Look below. Copy each line that has "this" in it.

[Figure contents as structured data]
== == ==

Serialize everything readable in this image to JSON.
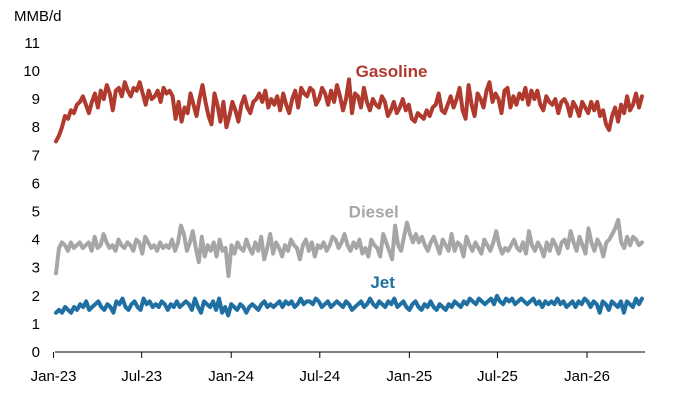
{
  "chart_data": {
    "type": "line",
    "title": "",
    "ylabel": "MMB/d",
    "xlabel": "",
    "ylim": [
      0,
      11
    ],
    "yticks": [
      "0",
      "1",
      "2",
      "3",
      "4",
      "5",
      "6",
      "7",
      "8",
      "9",
      "10",
      "11"
    ],
    "xticks": [
      "Jan-23",
      "Jul-23",
      "Jan-24",
      "Jul-24",
      "Jan-25",
      "Jul-25",
      "Jan-26"
    ],
    "x_range": [
      "2023-01-06",
      "2026-04-24"
    ],
    "x_frequency": "weekly",
    "grid": false,
    "legend": "none (series names written on the chart)",
    "series": [
      {
        "name": "Gasoline",
        "color": "#b03a2e",
        "values": [
          7.5,
          7.7,
          8.0,
          8.4,
          8.3,
          8.6,
          8.5,
          8.8,
          8.9,
          9.1,
          8.8,
          8.5,
          8.9,
          9.2,
          8.7,
          9.3,
          9.0,
          9.5,
          9.2,
          8.6,
          9.3,
          9.4,
          9.1,
          9.6,
          9.3,
          9.1,
          9.4,
          9.3,
          9.6,
          9.2,
          8.8,
          9.3,
          9.0,
          9.1,
          9.3,
          8.9,
          9.4,
          9.2,
          9.3,
          9.1,
          8.3,
          8.9,
          8.2,
          8.7,
          8.5,
          9.2,
          8.8,
          8.4,
          9.0,
          9.5,
          8.9,
          8.4,
          8.1,
          9.2,
          8.8,
          8.2,
          8.9,
          8.0,
          8.4,
          8.9,
          8.6,
          8.2,
          8.8,
          9.1,
          8.7,
          8.5,
          8.9,
          9.0,
          9.2,
          8.9,
          9.3,
          8.7,
          9.0,
          8.8,
          9.1,
          8.6,
          9.2,
          8.8,
          8.5,
          9.0,
          9.3,
          8.7,
          9.4,
          9.2,
          9.1,
          9.4,
          9.3,
          8.8,
          9.0,
          9.4,
          9.2,
          8.8,
          9.3,
          8.9,
          9.5,
          9.1,
          8.6,
          9.0,
          9.7,
          8.5,
          9.2,
          9.1,
          8.7,
          9.4,
          8.9,
          8.6,
          9.0,
          8.8,
          8.7,
          9.1,
          8.9,
          8.4,
          8.6,
          8.9,
          8.5,
          8.7,
          9.0,
          8.6,
          8.8,
          8.3,
          8.2,
          8.5,
          8.4,
          8.3,
          8.6,
          8.4,
          8.7,
          8.8,
          9.2,
          8.6,
          8.5,
          8.8,
          9.1,
          8.7,
          9.0,
          9.4,
          8.6,
          8.3,
          9.5,
          8.8,
          8.4,
          9.2,
          9.0,
          8.7,
          9.3,
          9.6,
          8.9,
          9.2,
          9.0,
          8.5,
          9.3,
          9.4,
          8.7,
          9.1,
          8.8,
          9.2,
          9.0,
          9.4,
          8.8,
          9.3,
          9.0,
          9.3,
          8.8,
          8.6,
          9.1,
          8.9,
          8.8,
          9.0,
          8.5,
          8.9,
          9.0,
          8.8,
          8.4,
          8.9,
          8.7,
          8.4,
          8.9,
          8.7,
          8.5,
          8.9,
          8.6,
          8.9,
          8.4,
          8.6,
          8.1,
          7.9,
          8.4,
          8.7,
          8.2,
          8.8,
          8.5,
          9.1,
          8.6,
          8.8,
          9.2,
          8.7,
          9.1
        ],
        "label_value_position": [
          2024.9,
          10.0
        ]
      },
      {
        "name": "Diesel",
        "color": "#a6a6a6",
        "values": [
          2.8,
          3.7,
          3.9,
          3.8,
          3.6,
          3.9,
          3.7,
          3.8,
          3.9,
          3.7,
          3.8,
          3.9,
          3.6,
          4.1,
          3.7,
          3.8,
          4.2,
          3.9,
          3.7,
          3.8,
          3.6,
          4.0,
          3.8,
          3.7,
          3.9,
          3.8,
          3.6,
          4.0,
          3.9,
          3.5,
          4.1,
          3.9,
          3.7,
          3.8,
          3.6,
          3.9,
          3.7,
          3.8,
          3.7,
          4.0,
          3.6,
          3.9,
          4.5,
          4.2,
          3.6,
          3.9,
          4.3,
          3.7,
          3.2,
          4.1,
          3.4,
          3.8,
          3.6,
          3.9,
          3.4,
          4.0,
          3.6,
          3.7,
          2.7,
          3.8,
          3.5,
          3.9,
          3.7,
          3.6,
          4.0,
          3.7,
          3.5,
          3.9,
          3.6,
          4.1,
          3.3,
          3.7,
          4.2,
          3.5,
          3.9,
          3.7,
          3.4,
          3.8,
          3.6,
          4.0,
          3.8,
          3.7,
          3.3,
          3.8,
          4.0,
          3.6,
          3.9,
          3.4,
          3.8,
          3.7,
          3.9,
          3.6,
          3.8,
          4.1,
          4.0,
          3.7,
          3.9,
          4.2,
          3.8,
          3.6,
          3.9,
          3.7,
          4.0,
          3.5,
          3.7,
          3.4,
          4.0,
          3.8,
          3.7,
          3.4,
          4.2,
          3.9,
          3.6,
          3.3,
          4.5,
          3.8,
          3.6,
          4.1,
          4.6,
          4.2,
          3.9,
          4.2,
          3.9,
          4.1,
          3.8,
          3.6,
          3.9,
          4.1,
          3.8,
          3.5,
          4.0,
          3.8,
          3.6,
          4.2,
          3.6,
          3.9,
          3.8,
          3.4,
          4.1,
          3.8,
          3.6,
          3.9,
          3.7,
          3.5,
          4.0,
          3.8,
          3.6,
          3.9,
          4.3,
          3.8,
          3.5,
          3.7,
          3.6,
          3.8,
          4.0,
          3.7,
          3.6,
          3.9,
          3.5,
          4.3,
          3.8,
          3.6,
          3.9,
          3.7,
          3.4,
          3.9,
          3.6,
          4.0,
          3.8,
          3.5,
          3.9,
          4.0,
          3.7,
          4.3,
          3.9,
          3.6,
          4.1,
          3.8,
          3.5,
          4.4,
          3.9,
          3.6,
          4.0,
          3.8,
          3.4,
          3.9,
          4.0,
          4.2,
          4.4,
          4.7,
          3.9,
          3.7,
          4.1,
          3.8,
          4.1,
          4.0,
          3.8,
          3.9
        ],
        "label_value_position": [
          2024.8,
          5.0
        ]
      },
      {
        "name": "Jet",
        "color": "#1f6fa3",
        "values": [
          1.4,
          1.5,
          1.4,
          1.6,
          1.5,
          1.4,
          1.6,
          1.5,
          1.7,
          1.6,
          1.8,
          1.5,
          1.6,
          1.7,
          1.8,
          1.6,
          1.5,
          1.7,
          1.6,
          1.4,
          1.8,
          1.7,
          1.9,
          1.6,
          1.5,
          1.7,
          1.8,
          1.6,
          1.5,
          1.9,
          1.7,
          1.8,
          1.6,
          1.7,
          1.6,
          1.8,
          1.7,
          1.5,
          1.7,
          1.6,
          1.8,
          1.6,
          1.7,
          1.8,
          1.7,
          1.5,
          1.9,
          1.6,
          1.4,
          1.8,
          1.7,
          1.6,
          1.8,
          1.5,
          1.9,
          1.4,
          1.6,
          1.3,
          1.7,
          1.6,
          1.5,
          1.7,
          1.6,
          1.4,
          1.6,
          1.7,
          1.6,
          1.5,
          1.7,
          1.8,
          1.6,
          1.7,
          1.6,
          1.7,
          1.8,
          1.6,
          1.8,
          1.7,
          1.8,
          1.6,
          1.7,
          1.9,
          1.7,
          1.8,
          1.8,
          1.7,
          1.9,
          1.8,
          1.6,
          1.7,
          1.8,
          1.6,
          1.7,
          1.8,
          1.7,
          1.6,
          1.8,
          1.7,
          1.5,
          1.6,
          1.7,
          1.8,
          1.6,
          1.7,
          1.9,
          1.7,
          1.6,
          1.8,
          1.7,
          1.6,
          1.8,
          1.7,
          1.9,
          1.6,
          1.7,
          1.8,
          1.6,
          1.5,
          1.7,
          1.8,
          1.6,
          1.5,
          1.7,
          1.6,
          1.8,
          1.6,
          1.5,
          1.7,
          1.6,
          1.5,
          1.7,
          1.6,
          1.8,
          1.7,
          1.6,
          1.8,
          1.7,
          1.9,
          1.8,
          1.7,
          1.9,
          1.8,
          1.7,
          1.8,
          1.9,
          1.7,
          2.0,
          1.8,
          1.7,
          1.9,
          1.8,
          1.9,
          1.7,
          1.8,
          1.9,
          1.8,
          1.7,
          1.8,
          1.9,
          1.7,
          1.8,
          1.6,
          1.8,
          1.7,
          1.8,
          1.7,
          1.9,
          1.7,
          1.8,
          1.6,
          1.7,
          1.8,
          1.6,
          1.8,
          1.7,
          1.9,
          1.8,
          1.6,
          1.8,
          1.7,
          1.4,
          1.8,
          1.7,
          1.5,
          1.8,
          1.7,
          1.6,
          1.8,
          1.4,
          1.8,
          1.7,
          1.6,
          1.9,
          1.7,
          1.9
        ],
        "label_value_position": [
          2024.85,
          2.5
        ]
      }
    ]
  }
}
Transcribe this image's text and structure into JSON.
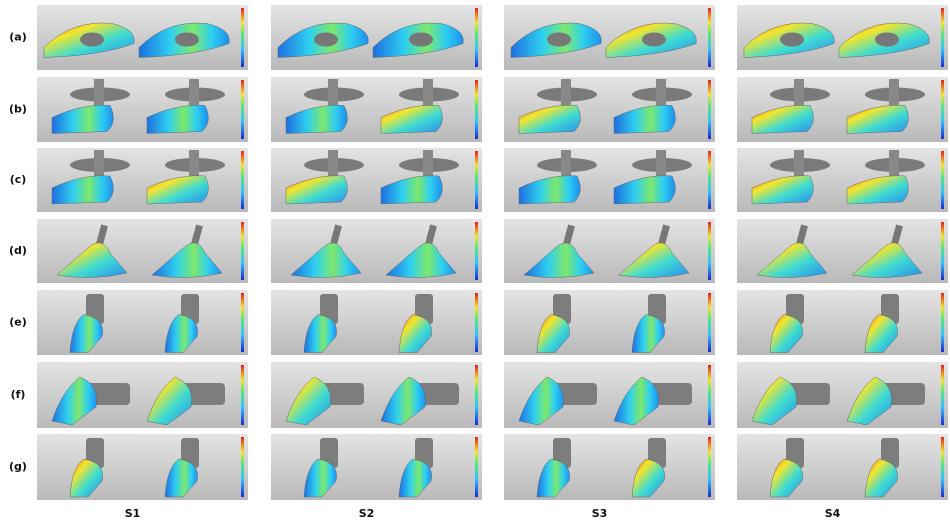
{
  "row_labels": [
    "(a)",
    "(b)",
    "(c)",
    "(d)",
    "(e)",
    "(f)",
    "(g)"
  ],
  "column_labels": [
    "S1",
    "S2",
    "S3",
    "S4"
  ]
}
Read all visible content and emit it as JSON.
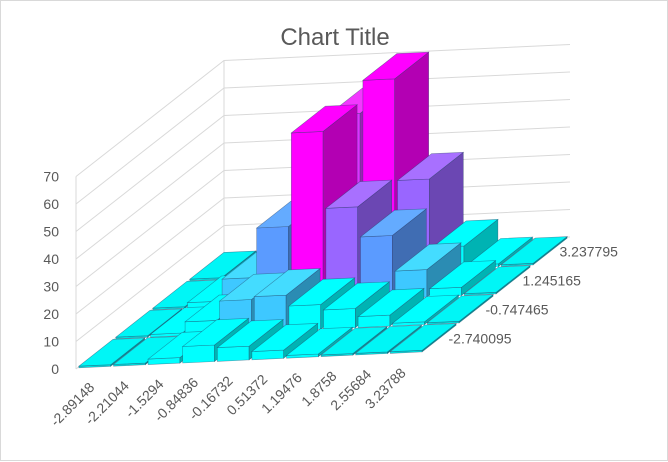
{
  "chart_data": {
    "type": "bar3d",
    "title": "Chart Title",
    "zlim": [
      0,
      70
    ],
    "z_ticks": [
      "0",
      "10",
      "20",
      "30",
      "40",
      "50",
      "60",
      "70"
    ],
    "x_categories": [
      "-2.89148",
      "-2.21044",
      "-1.5294",
      "-0.84836",
      "-0.16732",
      "0.51372",
      "1.19476",
      "1.8758",
      "2.55684",
      "3.23788"
    ],
    "y_categories": [
      "-2.740095",
      "-0.747465",
      "1.245165",
      "3.237795"
    ],
    "values": [
      [
        0,
        0,
        2,
        6,
        5,
        3,
        1,
        0.5,
        0,
        0
      ],
      [
        0,
        1,
        5,
        12,
        13,
        9,
        7,
        4,
        1,
        0
      ],
      [
        0,
        2,
        10,
        28,
        62,
        34,
        23,
        10,
        3,
        0
      ],
      [
        0,
        1,
        7,
        18,
        58,
        70,
        33,
        8,
        1,
        0
      ]
    ],
    "gridlines": true,
    "legend": "none",
    "colors": {
      "low": "#00ffff",
      "mid_low": "#3ec8ff",
      "mid": "#5b9bff",
      "mid_high": "#9966ff",
      "high": "#dd33ff",
      "top": "#ff00ff",
      "floor": "#00e0e0",
      "grid": "#d9d9d9",
      "text": "#595959"
    }
  }
}
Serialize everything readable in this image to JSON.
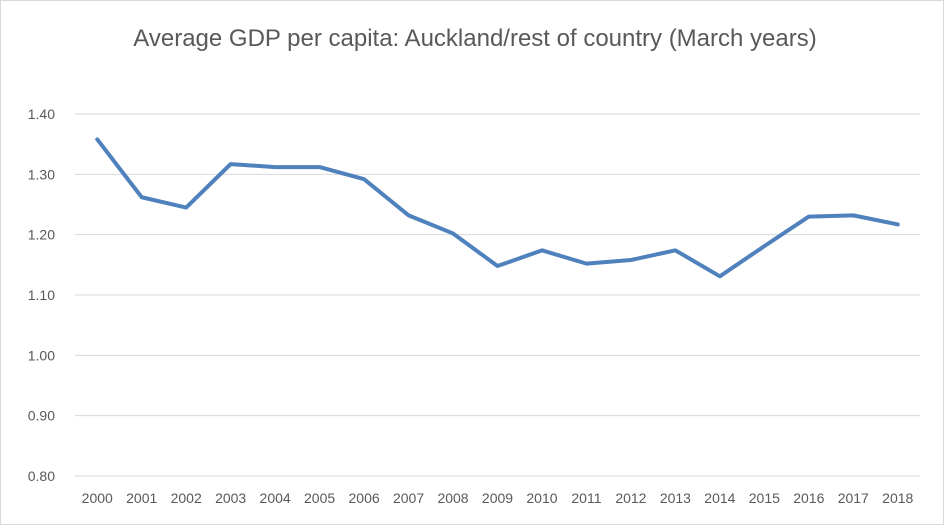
{
  "chart_data": {
    "type": "line",
    "title": "Average GDP per capita: Auckland/rest of country (March years)",
    "xlabel": "",
    "ylabel": "",
    "categories": [
      "2000",
      "2001",
      "2002",
      "2003",
      "2004",
      "2005",
      "2006",
      "2007",
      "2008",
      "2009",
      "2010",
      "2011",
      "2012",
      "2013",
      "2014",
      "2015",
      "2016",
      "2017",
      "2018"
    ],
    "series": [
      {
        "values": [
          1.358,
          1.262,
          1.245,
          1.317,
          1.312,
          1.312,
          1.292,
          1.232,
          1.202,
          1.148,
          1.174,
          1.152,
          1.158,
          1.174,
          1.131,
          1.181,
          1.23,
          1.232,
          1.217
        ],
        "color": "#4f81bd"
      }
    ],
    "yticks": [
      "0.80",
      "0.90",
      "1.00",
      "1.10",
      "1.20",
      "1.30",
      "1.40"
    ],
    "ylim": [
      0.8,
      1.4
    ],
    "grid": true,
    "legend": "none"
  }
}
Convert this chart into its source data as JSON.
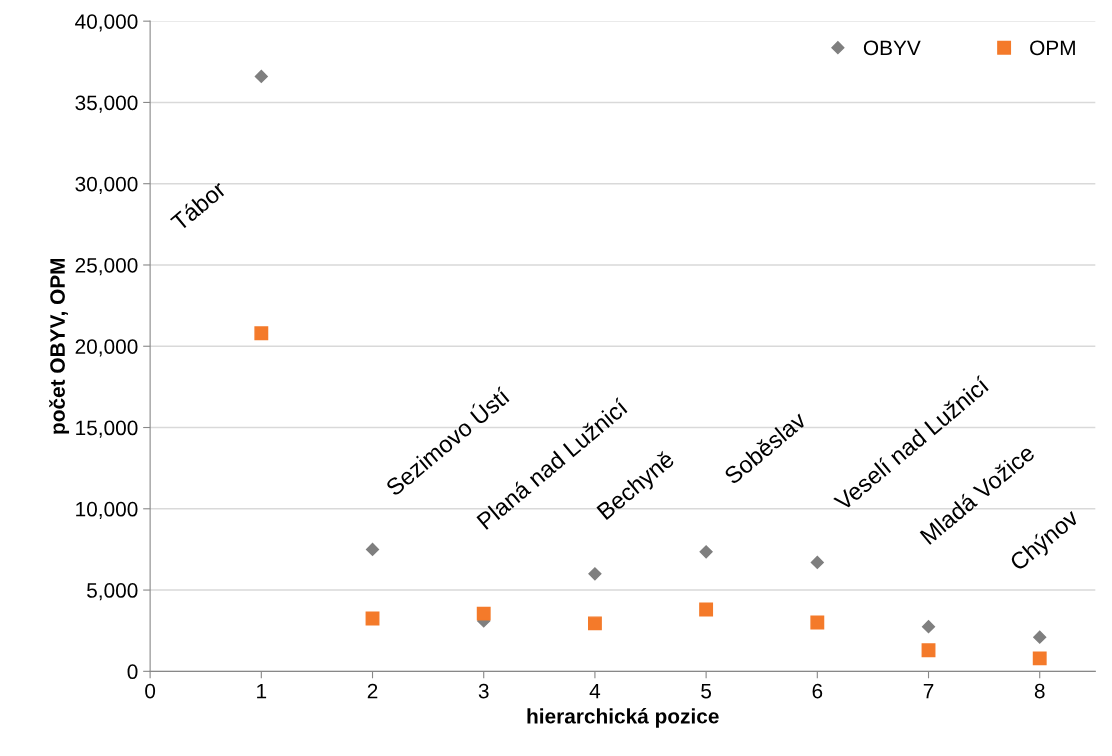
{
  "chart_data": {
    "type": "scatter",
    "xlabel": "hierarchická pozice",
    "ylabel": "počet OBYV, OPM",
    "x": [
      1,
      2,
      3,
      4,
      5,
      6,
      7,
      8
    ],
    "series": [
      {
        "name": "OBYV",
        "color": "#7f7f7f",
        "marker": "diamond",
        "values": [
          36600,
          7500,
          3100,
          6000,
          7350,
          6700,
          2750,
          2100
        ]
      },
      {
        "name": "OPM",
        "color": "#f47a2a",
        "marker": "square",
        "values": [
          20800,
          3250,
          3550,
          2950,
          3800,
          3000,
          1300,
          800
        ]
      }
    ],
    "xlim": [
      0,
      8.5
    ],
    "xticks": [
      0,
      1,
      2,
      3,
      4,
      5,
      6,
      7,
      8
    ],
    "ylim": [
      0,
      40000
    ],
    "yticks": [
      {
        "value": 0,
        "label": "0"
      },
      {
        "value": 5000,
        "label": "5,000"
      },
      {
        "value": 10000,
        "label": "10,000"
      },
      {
        "value": 15000,
        "label": "15,000"
      },
      {
        "value": 20000,
        "label": "20,000"
      },
      {
        "value": 25000,
        "label": "25,000"
      },
      {
        "value": 30000,
        "label": "30,000"
      },
      {
        "value": 35000,
        "label": "35,000"
      },
      {
        "value": 40000,
        "label": "40,000"
      }
    ],
    "grid": "y",
    "legend": "top right",
    "annotations": [
      "Tábor",
      "Sezimovo Ústí",
      "Planá nad Lužnicí",
      "Bechyně",
      "Soběslav",
      "Veselí nad Lužnicí",
      "Mladá Vožice",
      "Chýnov"
    ]
  }
}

== == ==

_The result_.
Serialize everything readable in this image to JSON.
Transcribe this image's text and structure into JSON.
Serialize everything readable in this image to JSON.
Convert this chart into its source data as JSON.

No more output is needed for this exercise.